• [To do] Tally how many lines of these entries hold the string "expected". Return the number alone.

• [Data excerpts]
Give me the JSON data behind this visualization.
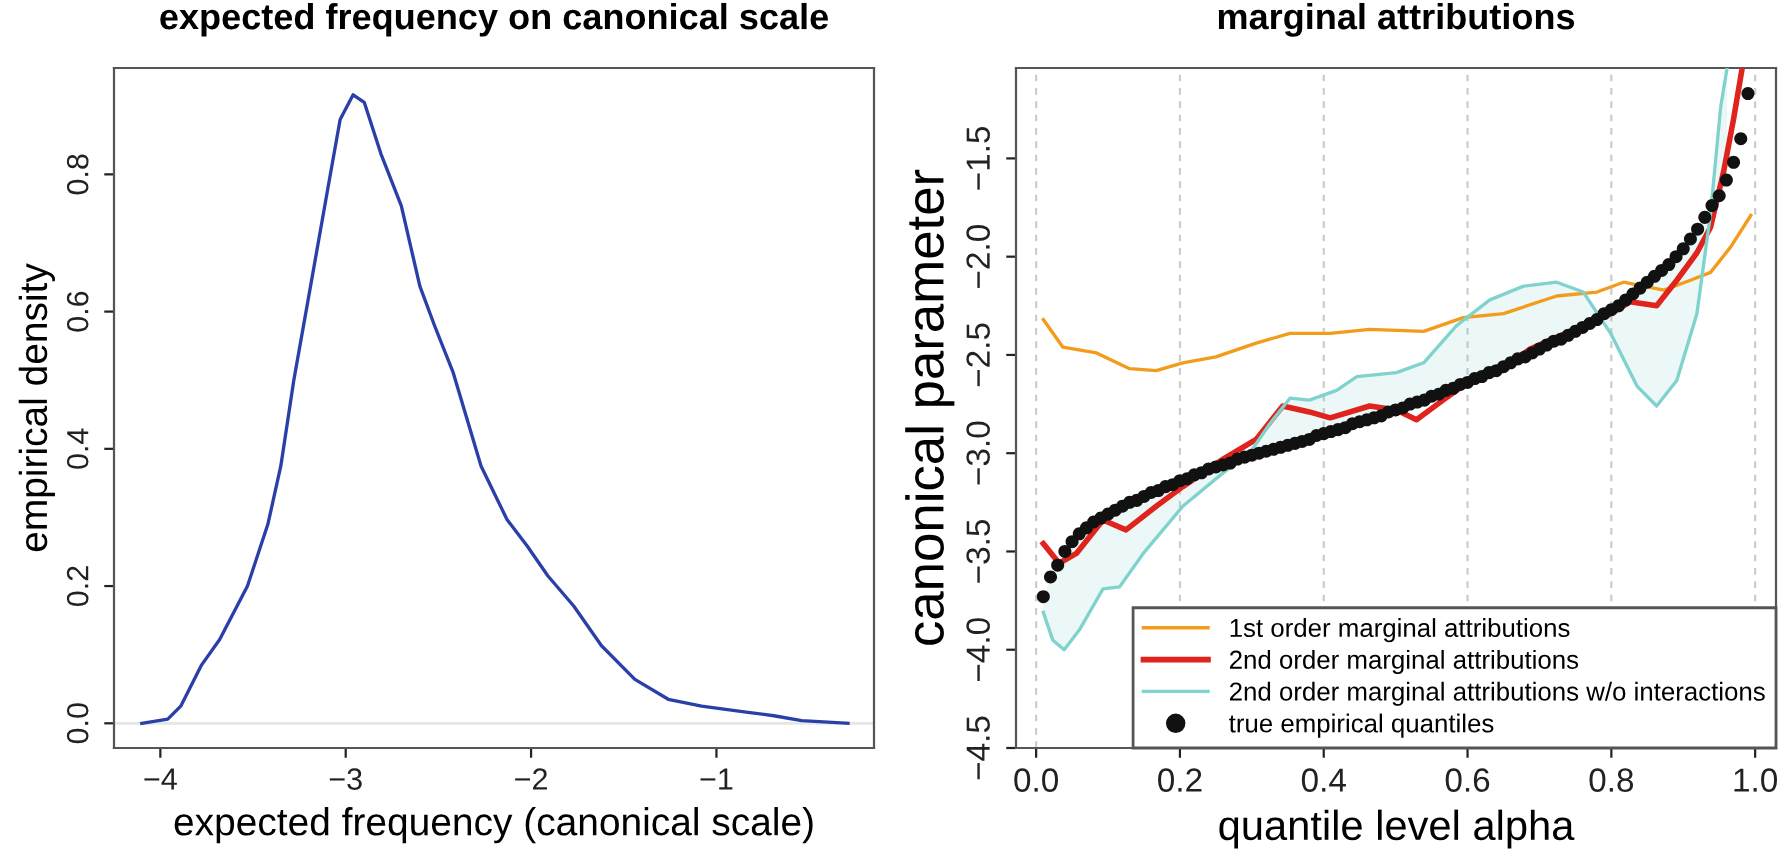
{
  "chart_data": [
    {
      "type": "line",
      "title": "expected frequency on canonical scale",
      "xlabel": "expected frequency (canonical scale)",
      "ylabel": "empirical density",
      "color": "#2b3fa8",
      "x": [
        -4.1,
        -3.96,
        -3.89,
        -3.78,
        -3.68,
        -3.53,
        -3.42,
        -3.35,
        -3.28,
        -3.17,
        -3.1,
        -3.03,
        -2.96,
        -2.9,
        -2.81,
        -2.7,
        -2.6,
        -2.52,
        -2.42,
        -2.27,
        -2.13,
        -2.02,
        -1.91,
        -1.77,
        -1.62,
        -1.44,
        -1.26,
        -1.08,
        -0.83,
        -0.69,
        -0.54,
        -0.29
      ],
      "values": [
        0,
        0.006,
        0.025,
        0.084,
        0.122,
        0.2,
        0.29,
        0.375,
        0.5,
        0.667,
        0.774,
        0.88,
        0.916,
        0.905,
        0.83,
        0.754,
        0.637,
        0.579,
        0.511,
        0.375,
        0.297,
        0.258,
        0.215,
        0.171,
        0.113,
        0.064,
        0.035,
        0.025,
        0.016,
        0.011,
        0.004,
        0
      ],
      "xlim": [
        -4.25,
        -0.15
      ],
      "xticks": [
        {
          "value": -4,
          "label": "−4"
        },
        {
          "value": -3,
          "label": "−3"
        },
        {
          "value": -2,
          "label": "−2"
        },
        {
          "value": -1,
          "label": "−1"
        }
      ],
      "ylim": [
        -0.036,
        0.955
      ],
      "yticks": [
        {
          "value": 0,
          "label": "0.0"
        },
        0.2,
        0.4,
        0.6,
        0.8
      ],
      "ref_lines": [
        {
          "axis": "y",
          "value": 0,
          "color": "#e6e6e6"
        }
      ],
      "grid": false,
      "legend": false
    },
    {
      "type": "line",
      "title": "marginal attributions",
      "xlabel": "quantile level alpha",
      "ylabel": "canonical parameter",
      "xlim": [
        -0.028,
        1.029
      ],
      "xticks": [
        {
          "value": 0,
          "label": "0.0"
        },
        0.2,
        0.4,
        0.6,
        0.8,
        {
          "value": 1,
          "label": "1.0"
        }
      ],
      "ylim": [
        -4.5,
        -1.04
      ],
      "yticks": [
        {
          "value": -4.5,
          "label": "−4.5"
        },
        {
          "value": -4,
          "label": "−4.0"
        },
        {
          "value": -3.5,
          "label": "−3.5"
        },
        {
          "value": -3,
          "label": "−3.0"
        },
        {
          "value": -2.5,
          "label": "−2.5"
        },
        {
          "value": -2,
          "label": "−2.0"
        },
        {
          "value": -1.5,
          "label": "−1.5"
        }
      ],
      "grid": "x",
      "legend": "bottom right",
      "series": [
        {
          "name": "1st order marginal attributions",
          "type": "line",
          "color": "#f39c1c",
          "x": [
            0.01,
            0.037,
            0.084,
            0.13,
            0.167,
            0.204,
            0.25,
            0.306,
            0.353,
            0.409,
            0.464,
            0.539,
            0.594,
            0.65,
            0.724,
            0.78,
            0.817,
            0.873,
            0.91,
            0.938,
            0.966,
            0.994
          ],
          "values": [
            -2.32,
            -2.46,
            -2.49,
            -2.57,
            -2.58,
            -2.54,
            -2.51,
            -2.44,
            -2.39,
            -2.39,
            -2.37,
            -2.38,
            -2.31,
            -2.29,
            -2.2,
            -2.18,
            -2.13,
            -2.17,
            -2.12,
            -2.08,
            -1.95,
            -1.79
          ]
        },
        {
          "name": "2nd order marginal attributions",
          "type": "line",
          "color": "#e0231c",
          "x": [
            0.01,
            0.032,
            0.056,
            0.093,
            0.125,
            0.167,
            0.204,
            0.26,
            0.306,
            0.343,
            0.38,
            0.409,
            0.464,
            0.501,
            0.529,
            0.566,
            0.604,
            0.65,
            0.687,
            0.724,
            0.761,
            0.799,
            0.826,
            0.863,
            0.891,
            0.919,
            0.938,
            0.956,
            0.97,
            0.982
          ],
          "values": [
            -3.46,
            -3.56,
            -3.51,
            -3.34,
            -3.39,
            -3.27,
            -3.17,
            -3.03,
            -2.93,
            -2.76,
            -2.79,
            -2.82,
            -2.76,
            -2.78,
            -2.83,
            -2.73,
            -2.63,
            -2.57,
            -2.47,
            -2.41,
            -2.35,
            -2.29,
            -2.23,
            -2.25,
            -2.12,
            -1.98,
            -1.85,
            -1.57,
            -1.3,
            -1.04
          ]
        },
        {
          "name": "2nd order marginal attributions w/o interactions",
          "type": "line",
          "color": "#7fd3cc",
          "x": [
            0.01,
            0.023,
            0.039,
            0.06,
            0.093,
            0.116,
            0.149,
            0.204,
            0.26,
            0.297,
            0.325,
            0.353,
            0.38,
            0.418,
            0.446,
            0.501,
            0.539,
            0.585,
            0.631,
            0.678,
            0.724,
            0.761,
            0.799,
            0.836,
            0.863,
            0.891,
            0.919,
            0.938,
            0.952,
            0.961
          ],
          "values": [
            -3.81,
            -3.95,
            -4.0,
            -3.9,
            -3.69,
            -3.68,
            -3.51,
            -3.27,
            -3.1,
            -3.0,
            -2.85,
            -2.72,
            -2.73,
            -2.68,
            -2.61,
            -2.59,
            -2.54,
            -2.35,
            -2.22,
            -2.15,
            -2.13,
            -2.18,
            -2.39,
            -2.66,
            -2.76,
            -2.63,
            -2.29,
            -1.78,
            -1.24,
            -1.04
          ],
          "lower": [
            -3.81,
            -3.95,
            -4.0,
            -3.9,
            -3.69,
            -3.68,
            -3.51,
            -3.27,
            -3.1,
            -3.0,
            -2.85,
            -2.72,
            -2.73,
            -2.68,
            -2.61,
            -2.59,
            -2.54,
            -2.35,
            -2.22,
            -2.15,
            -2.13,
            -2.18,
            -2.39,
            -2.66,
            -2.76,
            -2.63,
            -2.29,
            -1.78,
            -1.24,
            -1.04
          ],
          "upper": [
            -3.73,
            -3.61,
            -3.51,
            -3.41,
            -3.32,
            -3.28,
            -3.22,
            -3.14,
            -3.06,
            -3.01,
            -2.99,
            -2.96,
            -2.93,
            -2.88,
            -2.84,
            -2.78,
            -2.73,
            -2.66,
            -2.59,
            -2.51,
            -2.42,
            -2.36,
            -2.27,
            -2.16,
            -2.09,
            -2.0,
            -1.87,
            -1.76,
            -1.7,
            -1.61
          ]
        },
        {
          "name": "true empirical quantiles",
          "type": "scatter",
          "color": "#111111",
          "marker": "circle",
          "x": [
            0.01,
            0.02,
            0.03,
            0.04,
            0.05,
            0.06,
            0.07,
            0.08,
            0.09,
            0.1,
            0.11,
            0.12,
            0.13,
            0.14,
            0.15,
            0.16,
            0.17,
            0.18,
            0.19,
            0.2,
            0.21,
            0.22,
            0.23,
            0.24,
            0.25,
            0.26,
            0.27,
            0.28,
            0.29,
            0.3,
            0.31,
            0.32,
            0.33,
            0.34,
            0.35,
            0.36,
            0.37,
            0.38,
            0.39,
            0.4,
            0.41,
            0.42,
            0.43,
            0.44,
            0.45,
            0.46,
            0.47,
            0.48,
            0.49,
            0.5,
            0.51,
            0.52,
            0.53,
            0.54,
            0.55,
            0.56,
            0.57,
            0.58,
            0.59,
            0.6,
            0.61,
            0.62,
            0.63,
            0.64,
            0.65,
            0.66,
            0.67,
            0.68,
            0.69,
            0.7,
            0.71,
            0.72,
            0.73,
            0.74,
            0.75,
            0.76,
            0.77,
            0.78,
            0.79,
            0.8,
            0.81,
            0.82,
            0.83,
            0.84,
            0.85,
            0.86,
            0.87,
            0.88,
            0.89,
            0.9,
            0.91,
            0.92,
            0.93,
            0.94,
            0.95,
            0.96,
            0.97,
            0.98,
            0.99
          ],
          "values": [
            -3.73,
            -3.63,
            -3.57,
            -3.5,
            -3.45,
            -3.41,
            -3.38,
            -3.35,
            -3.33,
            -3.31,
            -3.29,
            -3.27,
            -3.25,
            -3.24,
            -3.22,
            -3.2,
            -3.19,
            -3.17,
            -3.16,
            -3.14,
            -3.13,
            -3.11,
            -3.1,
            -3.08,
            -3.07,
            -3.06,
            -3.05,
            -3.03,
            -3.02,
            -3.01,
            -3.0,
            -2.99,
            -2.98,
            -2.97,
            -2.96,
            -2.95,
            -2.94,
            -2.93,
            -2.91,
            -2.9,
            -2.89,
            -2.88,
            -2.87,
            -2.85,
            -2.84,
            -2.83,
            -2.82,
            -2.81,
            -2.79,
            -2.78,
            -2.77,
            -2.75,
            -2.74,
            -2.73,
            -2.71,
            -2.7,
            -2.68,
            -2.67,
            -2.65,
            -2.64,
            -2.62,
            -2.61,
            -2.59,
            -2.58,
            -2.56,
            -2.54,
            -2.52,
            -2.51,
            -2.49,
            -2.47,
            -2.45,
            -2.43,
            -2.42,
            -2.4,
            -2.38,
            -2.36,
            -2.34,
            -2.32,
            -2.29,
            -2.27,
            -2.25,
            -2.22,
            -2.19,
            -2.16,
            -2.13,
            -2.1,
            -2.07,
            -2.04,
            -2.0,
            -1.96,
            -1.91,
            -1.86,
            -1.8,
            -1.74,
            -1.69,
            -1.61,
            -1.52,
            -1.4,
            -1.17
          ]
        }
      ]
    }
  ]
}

==

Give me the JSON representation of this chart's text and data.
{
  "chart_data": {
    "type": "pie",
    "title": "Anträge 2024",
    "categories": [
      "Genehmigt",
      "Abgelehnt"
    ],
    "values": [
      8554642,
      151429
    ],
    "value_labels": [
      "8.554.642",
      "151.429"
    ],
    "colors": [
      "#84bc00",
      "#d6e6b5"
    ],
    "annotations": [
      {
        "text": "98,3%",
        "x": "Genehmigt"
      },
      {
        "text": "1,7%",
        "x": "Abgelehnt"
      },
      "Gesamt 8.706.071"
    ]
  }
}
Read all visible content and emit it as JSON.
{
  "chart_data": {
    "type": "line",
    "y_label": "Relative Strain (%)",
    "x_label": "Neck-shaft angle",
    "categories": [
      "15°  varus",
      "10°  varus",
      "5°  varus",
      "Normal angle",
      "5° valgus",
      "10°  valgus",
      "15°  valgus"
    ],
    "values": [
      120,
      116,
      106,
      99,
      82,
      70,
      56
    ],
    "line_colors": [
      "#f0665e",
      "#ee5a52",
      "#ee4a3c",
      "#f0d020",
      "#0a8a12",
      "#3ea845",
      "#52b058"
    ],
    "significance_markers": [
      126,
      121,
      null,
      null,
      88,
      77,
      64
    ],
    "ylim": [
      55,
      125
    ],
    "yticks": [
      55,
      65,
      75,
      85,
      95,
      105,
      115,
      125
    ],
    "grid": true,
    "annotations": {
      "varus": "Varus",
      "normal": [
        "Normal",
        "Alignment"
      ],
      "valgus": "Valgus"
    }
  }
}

---

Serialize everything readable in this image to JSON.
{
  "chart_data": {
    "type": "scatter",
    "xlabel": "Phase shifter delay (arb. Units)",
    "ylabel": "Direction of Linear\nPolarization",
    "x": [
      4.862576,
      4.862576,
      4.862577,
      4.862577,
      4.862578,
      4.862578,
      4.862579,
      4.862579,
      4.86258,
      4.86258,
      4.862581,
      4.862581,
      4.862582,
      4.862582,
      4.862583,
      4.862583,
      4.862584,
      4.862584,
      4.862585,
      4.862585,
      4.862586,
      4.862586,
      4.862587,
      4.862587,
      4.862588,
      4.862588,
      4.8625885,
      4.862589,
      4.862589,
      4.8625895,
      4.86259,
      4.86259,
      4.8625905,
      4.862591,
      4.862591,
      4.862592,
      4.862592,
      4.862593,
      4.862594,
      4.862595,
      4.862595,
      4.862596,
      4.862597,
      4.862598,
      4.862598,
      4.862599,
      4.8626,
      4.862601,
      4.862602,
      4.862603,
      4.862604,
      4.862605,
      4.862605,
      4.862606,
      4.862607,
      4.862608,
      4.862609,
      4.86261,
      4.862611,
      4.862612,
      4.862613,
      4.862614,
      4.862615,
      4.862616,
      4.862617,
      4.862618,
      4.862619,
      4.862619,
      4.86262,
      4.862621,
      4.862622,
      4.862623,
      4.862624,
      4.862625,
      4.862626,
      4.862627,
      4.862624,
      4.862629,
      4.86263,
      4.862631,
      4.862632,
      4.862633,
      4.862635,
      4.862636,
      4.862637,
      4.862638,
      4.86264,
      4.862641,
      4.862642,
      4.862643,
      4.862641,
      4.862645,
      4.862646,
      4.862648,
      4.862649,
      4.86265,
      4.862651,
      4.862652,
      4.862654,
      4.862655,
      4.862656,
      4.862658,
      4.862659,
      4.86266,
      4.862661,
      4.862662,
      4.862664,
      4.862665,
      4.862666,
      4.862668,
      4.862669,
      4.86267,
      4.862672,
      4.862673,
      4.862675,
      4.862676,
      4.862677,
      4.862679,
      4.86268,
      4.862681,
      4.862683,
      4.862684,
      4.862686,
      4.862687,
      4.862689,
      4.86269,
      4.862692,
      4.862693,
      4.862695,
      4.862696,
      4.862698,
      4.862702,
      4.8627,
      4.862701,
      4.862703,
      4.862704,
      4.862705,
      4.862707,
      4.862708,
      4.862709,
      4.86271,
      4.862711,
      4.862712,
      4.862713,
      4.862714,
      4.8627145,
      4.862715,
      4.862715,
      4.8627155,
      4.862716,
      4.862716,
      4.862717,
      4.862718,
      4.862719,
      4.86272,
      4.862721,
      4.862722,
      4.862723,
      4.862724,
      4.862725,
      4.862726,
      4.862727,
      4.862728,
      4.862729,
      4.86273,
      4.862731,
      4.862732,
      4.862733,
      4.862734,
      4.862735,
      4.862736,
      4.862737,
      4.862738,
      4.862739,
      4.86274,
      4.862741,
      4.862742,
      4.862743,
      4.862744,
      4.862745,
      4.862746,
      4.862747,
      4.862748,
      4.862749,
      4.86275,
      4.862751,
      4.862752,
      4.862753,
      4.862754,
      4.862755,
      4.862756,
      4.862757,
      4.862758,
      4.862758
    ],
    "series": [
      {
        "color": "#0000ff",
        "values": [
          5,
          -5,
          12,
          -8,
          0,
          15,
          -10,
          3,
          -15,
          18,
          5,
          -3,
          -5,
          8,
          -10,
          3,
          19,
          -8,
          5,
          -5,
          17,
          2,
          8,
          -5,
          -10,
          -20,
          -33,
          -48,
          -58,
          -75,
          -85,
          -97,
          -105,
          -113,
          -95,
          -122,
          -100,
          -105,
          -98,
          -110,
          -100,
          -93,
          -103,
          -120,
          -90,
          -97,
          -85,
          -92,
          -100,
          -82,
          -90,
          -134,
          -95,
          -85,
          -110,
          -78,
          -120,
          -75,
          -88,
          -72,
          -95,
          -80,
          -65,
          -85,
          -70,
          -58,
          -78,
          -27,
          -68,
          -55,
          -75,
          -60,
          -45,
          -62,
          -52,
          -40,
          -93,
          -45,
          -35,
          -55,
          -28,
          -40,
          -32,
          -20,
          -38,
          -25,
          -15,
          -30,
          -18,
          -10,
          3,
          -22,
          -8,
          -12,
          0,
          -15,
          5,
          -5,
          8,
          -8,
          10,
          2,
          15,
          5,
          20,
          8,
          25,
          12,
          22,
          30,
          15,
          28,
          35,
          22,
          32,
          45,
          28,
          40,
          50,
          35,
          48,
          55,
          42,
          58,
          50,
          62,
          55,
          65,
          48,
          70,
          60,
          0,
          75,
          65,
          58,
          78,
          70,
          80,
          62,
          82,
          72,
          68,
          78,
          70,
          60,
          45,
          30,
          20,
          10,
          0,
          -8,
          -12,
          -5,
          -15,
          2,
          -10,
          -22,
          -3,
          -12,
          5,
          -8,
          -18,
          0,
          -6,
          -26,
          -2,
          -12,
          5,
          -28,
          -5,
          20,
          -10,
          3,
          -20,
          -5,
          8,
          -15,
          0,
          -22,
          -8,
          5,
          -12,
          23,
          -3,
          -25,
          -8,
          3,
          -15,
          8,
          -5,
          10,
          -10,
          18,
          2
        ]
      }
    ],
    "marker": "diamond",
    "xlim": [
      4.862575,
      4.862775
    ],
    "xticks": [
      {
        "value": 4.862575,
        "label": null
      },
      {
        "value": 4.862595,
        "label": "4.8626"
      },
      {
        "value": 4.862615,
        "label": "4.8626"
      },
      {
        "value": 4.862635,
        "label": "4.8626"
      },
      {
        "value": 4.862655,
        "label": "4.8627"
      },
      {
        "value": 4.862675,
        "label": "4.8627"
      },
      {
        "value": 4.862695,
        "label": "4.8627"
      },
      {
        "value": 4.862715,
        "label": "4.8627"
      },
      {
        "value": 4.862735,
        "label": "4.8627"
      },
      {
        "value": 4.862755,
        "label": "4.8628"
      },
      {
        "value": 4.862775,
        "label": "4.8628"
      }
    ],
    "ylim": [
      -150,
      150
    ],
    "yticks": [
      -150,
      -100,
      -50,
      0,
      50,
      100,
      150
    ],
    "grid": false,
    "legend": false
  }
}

• [Exercise response] 2